◆ Task objective ◆
Pull every "oder" line out of the data below.

◆ Source records ◆

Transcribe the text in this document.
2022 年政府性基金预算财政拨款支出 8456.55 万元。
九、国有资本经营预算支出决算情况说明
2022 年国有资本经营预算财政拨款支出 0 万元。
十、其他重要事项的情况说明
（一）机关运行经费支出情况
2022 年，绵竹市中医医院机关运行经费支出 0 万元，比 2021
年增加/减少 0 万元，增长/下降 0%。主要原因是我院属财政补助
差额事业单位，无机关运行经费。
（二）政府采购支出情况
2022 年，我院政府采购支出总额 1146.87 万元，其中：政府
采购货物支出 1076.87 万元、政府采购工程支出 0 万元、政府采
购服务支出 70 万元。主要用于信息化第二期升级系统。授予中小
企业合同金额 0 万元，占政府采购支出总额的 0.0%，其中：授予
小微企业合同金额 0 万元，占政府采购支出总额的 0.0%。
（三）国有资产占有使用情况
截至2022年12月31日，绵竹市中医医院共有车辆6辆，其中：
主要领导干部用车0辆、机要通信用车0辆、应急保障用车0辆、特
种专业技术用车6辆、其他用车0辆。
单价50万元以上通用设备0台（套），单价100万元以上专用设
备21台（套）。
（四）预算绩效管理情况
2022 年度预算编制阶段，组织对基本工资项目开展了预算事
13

---

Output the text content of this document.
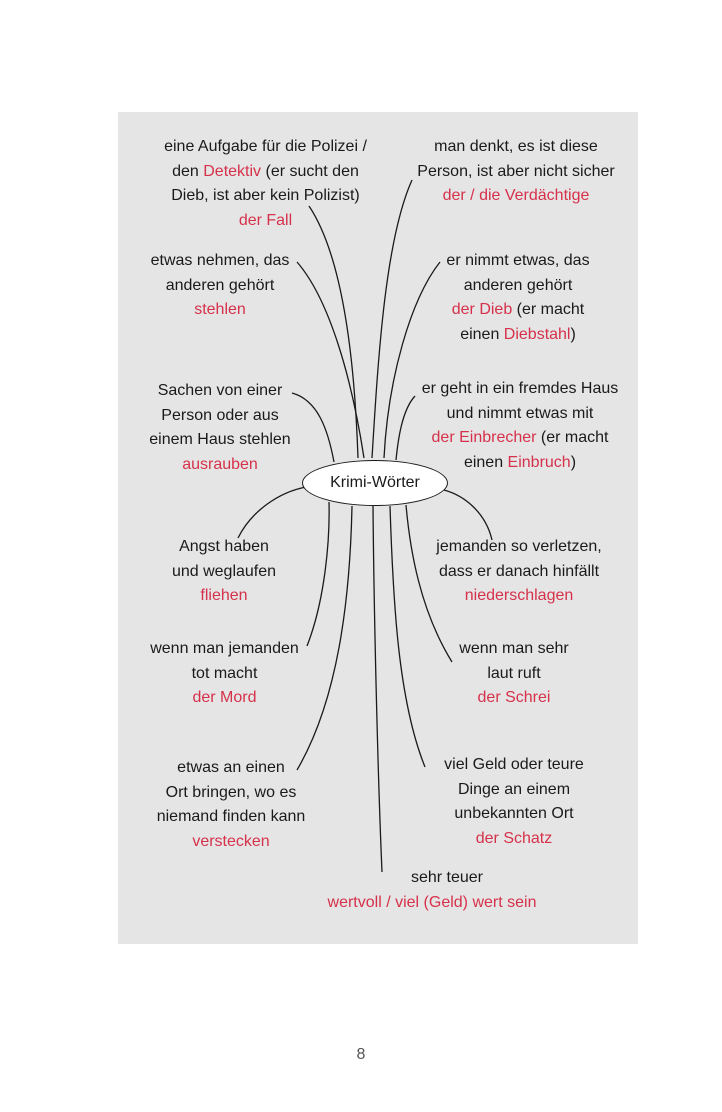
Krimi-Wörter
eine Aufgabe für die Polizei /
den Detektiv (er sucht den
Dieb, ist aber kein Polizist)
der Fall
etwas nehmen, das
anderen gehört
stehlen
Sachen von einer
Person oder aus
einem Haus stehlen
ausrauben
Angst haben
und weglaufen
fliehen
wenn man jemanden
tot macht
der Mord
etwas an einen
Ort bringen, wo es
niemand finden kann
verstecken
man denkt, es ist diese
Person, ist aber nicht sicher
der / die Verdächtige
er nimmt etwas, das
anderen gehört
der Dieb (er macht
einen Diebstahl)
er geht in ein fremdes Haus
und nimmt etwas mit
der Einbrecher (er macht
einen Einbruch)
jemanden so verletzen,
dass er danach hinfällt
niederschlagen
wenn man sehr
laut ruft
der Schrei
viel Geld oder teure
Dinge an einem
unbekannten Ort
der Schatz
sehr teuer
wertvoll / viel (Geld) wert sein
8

◆ Problem solution ◆
Person oder aus
viel Geld oder teure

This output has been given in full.